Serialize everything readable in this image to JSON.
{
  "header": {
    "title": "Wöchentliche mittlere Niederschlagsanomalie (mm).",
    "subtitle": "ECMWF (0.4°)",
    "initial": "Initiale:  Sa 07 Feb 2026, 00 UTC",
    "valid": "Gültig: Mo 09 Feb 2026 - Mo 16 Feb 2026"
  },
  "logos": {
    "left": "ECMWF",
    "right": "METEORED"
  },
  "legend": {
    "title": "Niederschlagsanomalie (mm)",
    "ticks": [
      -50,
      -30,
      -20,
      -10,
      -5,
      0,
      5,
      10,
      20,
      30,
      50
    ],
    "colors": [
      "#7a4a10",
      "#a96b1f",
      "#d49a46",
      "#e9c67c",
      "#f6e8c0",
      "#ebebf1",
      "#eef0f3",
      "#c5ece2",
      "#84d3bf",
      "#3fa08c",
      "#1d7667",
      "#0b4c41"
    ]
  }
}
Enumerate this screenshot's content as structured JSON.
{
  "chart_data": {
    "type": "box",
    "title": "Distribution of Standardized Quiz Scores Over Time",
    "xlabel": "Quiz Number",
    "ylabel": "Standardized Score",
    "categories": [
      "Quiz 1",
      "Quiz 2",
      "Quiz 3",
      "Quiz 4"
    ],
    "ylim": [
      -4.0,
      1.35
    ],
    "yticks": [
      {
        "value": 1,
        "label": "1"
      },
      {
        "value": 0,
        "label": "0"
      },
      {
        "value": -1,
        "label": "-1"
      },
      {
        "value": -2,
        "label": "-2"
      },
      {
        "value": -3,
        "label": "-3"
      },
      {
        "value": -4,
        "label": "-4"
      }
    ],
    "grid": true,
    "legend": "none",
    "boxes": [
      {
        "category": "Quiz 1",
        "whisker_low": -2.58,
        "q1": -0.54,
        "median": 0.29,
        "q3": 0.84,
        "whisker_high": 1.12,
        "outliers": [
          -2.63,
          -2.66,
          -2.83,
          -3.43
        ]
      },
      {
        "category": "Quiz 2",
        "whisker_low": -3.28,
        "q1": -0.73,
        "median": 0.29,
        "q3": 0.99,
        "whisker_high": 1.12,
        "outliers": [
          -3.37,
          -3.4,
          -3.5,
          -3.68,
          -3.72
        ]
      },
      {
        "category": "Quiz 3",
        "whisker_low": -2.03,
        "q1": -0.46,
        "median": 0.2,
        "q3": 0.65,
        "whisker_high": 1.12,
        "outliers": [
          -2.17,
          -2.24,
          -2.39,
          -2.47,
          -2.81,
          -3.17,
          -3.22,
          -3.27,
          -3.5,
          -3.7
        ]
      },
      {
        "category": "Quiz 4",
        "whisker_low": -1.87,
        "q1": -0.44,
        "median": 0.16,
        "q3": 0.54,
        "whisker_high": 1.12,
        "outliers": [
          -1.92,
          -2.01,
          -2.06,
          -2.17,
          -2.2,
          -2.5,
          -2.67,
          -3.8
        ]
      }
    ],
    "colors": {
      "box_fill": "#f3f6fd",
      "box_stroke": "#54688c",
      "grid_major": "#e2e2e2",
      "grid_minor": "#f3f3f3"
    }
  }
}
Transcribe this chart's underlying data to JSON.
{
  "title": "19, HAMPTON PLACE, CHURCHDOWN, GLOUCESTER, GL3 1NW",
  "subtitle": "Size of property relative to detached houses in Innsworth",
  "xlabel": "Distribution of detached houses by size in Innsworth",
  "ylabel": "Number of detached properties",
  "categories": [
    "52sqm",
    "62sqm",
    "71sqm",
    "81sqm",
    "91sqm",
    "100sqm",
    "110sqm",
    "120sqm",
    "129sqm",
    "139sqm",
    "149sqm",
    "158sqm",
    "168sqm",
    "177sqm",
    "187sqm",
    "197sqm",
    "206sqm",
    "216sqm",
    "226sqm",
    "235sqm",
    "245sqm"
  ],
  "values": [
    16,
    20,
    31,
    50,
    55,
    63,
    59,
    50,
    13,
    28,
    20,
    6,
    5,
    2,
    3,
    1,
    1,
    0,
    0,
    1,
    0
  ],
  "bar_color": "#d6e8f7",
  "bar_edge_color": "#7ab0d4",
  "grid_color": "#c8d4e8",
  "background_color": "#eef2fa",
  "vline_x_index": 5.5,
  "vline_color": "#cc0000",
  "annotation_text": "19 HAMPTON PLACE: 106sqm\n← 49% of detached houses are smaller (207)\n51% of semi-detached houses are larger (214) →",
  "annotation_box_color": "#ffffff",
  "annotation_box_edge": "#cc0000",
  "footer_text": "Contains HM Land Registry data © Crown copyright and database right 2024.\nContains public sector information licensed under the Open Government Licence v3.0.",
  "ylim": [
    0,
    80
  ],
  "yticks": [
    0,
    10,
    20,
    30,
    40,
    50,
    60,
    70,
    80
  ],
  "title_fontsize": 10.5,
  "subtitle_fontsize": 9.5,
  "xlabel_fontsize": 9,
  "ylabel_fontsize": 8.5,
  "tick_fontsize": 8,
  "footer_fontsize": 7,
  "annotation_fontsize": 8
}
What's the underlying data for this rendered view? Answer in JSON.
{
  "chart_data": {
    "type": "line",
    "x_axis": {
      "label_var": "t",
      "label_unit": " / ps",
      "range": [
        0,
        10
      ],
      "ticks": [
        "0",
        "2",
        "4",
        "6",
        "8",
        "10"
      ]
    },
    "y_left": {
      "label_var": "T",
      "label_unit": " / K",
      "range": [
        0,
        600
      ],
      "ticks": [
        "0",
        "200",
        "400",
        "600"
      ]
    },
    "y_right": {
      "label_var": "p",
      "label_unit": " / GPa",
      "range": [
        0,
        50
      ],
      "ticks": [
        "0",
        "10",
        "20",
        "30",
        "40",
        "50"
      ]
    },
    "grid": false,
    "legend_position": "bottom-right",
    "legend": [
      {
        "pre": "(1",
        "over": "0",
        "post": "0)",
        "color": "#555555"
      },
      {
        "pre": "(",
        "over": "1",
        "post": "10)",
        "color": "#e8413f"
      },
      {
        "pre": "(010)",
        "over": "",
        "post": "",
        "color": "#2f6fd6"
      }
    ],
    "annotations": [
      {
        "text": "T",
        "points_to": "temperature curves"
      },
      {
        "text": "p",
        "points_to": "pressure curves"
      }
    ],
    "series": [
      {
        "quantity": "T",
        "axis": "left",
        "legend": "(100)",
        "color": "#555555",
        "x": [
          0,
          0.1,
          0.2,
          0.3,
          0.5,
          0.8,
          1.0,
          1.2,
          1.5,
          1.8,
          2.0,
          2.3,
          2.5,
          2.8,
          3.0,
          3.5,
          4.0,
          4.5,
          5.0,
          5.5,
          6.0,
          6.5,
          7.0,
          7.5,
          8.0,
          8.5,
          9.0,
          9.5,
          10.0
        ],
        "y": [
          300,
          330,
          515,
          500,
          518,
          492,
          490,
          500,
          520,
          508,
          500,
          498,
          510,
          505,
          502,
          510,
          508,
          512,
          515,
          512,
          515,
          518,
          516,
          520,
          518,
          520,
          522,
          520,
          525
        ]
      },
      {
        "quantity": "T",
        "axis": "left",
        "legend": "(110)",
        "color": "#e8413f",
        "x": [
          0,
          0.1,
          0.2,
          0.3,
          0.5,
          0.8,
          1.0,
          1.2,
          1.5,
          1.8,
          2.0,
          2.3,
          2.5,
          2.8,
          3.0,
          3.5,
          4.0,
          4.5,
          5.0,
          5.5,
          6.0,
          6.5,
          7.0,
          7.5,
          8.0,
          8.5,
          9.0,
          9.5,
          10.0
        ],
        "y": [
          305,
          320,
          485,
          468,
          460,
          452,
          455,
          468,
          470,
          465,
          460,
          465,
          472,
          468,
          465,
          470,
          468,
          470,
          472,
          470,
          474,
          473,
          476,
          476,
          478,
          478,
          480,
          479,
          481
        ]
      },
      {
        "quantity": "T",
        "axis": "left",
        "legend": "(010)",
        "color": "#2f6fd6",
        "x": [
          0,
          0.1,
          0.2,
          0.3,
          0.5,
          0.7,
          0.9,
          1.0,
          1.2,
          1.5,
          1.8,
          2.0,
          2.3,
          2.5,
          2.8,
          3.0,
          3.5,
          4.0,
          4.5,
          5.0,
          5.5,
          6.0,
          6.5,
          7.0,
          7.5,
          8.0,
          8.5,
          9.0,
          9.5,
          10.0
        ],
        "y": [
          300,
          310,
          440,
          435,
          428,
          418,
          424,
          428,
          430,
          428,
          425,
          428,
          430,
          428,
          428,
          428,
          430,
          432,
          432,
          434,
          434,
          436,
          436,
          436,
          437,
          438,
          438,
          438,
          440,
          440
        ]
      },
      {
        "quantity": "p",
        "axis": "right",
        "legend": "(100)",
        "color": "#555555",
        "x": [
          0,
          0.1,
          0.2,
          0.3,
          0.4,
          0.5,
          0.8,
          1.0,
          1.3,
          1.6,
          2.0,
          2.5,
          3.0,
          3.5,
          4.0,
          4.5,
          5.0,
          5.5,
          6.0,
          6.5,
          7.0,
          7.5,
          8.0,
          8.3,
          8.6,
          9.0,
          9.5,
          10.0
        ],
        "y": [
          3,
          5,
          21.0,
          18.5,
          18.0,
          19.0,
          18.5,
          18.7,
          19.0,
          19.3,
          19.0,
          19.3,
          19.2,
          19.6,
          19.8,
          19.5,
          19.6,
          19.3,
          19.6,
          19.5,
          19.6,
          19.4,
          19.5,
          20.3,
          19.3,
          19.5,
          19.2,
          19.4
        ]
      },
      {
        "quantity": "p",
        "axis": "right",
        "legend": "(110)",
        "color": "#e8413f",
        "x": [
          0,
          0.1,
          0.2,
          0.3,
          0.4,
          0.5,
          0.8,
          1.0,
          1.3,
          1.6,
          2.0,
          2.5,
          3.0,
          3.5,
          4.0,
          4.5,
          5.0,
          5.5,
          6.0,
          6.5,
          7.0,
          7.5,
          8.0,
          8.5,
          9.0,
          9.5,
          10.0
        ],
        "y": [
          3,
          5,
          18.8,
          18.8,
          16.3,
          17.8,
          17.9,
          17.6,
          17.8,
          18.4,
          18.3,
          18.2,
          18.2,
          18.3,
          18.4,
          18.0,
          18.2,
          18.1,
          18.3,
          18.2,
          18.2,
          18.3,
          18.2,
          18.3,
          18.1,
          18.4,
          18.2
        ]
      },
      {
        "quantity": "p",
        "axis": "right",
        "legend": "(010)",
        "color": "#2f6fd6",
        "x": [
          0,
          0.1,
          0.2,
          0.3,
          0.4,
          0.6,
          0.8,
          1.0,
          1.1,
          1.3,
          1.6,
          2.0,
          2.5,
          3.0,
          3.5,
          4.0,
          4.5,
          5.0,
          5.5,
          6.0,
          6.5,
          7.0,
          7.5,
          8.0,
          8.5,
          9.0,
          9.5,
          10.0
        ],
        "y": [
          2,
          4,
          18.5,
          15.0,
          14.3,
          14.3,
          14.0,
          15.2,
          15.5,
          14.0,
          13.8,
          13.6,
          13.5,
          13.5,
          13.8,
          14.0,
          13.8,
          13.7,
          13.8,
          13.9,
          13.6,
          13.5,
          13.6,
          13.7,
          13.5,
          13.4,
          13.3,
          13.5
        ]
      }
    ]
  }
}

────────────────────────────────────────

From the data above, pick out each line containing "Quiz" and copy it.

_Response to this task_.
    "title": "Distribution of Standardized Quiz Scores Over Time",
    "xlabel": "Quiz Number",
      "Quiz 1",
      "Quiz 2",
      "Quiz 3",
      "Quiz 4"
        "category": "Quiz 1",
        "category": "Quiz 2",
        "category": "Quiz 3",
        "category": "Quiz 4",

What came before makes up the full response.